Stored data entries:
______________________________
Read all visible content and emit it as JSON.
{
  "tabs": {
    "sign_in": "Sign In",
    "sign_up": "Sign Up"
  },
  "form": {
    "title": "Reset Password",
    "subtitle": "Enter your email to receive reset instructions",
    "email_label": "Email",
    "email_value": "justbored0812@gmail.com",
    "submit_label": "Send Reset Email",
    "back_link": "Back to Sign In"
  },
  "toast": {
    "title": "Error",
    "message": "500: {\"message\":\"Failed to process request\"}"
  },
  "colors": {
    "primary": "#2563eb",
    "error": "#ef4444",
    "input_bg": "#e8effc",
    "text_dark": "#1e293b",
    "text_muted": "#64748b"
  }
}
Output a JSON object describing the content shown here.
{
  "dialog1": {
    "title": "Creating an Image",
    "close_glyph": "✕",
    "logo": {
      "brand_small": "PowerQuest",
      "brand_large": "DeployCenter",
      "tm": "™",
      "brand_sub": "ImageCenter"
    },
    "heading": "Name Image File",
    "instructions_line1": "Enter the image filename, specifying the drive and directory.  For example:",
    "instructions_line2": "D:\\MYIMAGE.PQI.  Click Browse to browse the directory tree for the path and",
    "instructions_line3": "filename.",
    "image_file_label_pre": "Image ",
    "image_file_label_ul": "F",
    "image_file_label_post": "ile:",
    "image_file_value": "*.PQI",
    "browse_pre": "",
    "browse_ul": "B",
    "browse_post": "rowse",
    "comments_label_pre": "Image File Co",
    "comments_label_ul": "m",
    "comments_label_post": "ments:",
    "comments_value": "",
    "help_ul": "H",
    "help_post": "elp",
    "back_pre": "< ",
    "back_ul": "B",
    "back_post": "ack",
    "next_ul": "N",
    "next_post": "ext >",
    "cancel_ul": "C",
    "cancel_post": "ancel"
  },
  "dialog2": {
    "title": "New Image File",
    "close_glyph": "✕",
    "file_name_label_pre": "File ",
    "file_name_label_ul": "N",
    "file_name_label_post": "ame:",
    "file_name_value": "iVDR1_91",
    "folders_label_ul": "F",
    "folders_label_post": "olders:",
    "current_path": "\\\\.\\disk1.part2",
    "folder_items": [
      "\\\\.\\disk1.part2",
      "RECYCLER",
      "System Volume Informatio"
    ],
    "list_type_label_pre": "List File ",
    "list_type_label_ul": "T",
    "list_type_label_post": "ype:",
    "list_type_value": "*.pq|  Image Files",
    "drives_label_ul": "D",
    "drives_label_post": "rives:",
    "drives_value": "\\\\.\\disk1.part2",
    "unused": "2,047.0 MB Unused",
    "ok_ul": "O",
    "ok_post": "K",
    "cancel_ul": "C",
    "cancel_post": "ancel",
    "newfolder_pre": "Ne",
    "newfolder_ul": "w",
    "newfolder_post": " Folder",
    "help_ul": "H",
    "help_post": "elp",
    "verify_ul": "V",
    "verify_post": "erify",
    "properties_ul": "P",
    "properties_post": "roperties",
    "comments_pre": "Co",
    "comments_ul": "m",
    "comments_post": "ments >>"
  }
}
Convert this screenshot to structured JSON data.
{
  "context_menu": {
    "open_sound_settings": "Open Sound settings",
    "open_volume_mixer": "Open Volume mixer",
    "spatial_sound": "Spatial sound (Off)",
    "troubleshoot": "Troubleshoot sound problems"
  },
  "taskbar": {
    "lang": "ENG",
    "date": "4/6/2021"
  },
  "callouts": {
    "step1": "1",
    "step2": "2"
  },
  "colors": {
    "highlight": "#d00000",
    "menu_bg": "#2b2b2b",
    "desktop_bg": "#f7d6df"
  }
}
______________________________
Problem details | Return exactly the lines from the one containing "Convert this screenshot" to the last line of the data, and nothing more.

Reply to the exercise |
Convert this screenshot to structured JSON data.
{
  "context_menu": {
    "open_sound_settings": "Open Sound settings",
    "open_volume_mixer": "Open Volume mixer",
    "spatial_sound": "Spatial sound (Off)",
    "troubleshoot": "Troubleshoot sound problems"
  },
  "taskbar": {
    "lang": "ENG",
    "date": "4/6/2021"
  },
  "callouts": {
    "step1": "1",
    "step2": "2"
  },
  "colors": {
    "highlight": "#d00000",
    "menu_bg": "#2b2b2b",
    "desktop_bg": "#f7d6df"
  }
}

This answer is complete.